# Available records
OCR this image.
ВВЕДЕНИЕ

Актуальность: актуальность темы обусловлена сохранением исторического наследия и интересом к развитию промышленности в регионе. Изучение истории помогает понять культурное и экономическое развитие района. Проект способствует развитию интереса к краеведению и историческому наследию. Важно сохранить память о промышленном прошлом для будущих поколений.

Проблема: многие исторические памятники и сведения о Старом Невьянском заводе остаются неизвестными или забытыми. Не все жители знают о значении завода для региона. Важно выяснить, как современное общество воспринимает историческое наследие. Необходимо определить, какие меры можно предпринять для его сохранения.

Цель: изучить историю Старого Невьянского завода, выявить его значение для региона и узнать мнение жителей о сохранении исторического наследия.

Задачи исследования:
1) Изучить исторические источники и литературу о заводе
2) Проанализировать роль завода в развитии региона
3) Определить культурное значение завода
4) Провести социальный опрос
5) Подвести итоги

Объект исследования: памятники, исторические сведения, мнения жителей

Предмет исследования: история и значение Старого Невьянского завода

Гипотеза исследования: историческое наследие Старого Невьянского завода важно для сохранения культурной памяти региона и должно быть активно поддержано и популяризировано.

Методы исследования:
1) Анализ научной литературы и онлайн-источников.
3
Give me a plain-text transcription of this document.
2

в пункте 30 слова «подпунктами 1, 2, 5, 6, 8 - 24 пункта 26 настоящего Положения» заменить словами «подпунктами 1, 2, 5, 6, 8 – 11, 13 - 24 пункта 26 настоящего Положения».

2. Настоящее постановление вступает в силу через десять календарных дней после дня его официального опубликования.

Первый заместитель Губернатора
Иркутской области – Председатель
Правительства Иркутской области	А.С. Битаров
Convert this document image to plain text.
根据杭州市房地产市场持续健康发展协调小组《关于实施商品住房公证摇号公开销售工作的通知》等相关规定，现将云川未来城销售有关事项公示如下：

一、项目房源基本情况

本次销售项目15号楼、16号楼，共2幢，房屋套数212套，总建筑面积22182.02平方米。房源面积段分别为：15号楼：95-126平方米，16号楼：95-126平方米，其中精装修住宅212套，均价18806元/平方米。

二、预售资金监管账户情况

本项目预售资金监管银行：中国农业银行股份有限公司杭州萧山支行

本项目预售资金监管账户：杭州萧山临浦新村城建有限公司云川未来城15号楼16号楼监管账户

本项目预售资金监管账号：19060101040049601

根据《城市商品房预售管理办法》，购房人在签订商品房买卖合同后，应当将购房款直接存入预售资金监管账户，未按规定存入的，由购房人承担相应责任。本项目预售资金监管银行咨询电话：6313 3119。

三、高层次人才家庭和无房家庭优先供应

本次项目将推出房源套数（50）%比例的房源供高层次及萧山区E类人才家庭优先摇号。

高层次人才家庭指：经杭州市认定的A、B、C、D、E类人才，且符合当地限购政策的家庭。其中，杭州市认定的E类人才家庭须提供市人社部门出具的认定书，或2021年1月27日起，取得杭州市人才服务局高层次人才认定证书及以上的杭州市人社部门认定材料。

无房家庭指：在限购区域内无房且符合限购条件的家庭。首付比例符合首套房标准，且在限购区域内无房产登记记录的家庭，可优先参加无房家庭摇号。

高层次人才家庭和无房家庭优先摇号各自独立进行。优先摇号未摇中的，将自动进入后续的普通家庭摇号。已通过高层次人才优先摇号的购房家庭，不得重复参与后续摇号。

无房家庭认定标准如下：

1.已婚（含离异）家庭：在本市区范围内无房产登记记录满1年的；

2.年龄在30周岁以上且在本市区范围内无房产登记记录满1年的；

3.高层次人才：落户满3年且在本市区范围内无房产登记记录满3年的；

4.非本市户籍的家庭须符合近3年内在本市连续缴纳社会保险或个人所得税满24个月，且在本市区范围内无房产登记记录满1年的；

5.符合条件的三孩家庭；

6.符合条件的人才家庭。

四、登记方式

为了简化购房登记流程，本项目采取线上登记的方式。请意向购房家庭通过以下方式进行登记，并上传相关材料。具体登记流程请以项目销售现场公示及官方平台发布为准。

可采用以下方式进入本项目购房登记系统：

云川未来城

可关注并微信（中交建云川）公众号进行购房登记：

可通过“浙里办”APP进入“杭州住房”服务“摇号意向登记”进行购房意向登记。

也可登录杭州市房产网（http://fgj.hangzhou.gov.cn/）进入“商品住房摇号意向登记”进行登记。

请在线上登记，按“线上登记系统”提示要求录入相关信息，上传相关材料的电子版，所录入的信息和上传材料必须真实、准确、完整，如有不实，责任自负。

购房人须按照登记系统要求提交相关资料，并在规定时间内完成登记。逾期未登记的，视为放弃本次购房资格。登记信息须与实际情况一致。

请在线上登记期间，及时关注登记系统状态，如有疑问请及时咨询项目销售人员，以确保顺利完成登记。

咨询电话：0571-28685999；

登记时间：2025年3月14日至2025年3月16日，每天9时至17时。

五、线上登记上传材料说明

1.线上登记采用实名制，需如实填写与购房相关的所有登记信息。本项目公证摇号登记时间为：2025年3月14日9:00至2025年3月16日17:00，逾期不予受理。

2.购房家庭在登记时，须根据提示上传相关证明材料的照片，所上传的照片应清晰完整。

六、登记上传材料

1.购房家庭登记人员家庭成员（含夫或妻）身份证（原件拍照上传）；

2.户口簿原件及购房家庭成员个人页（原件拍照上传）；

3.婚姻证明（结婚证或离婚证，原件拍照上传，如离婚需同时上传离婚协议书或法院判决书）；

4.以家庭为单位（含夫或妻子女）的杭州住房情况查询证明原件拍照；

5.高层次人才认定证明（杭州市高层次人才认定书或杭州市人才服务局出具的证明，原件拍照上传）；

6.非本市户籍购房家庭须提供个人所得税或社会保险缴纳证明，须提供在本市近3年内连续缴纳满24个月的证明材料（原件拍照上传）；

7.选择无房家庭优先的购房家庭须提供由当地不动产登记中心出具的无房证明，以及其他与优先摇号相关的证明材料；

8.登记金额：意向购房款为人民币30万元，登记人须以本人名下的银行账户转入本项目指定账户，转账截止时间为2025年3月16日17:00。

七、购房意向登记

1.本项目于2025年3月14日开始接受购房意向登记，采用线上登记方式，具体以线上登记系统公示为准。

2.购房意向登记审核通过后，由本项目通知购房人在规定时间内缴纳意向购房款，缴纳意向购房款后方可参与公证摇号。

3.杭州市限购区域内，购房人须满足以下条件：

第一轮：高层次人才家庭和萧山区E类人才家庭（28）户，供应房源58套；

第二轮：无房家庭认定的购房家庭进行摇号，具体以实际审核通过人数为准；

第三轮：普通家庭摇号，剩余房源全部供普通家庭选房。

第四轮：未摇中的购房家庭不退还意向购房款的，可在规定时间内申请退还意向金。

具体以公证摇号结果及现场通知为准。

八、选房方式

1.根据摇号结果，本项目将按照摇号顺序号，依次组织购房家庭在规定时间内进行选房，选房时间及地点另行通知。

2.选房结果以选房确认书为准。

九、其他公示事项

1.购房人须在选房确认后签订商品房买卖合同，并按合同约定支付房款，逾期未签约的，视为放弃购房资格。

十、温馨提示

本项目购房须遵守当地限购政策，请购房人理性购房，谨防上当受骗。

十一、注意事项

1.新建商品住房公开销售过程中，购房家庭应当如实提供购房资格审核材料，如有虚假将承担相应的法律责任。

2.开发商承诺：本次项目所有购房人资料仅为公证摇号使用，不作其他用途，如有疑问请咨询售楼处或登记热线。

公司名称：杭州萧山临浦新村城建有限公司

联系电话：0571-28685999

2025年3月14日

# The request
Extract each line holding the string "text".

# The completed task
Give me a plain-text transcription of this document.
Convert this document image to plain text.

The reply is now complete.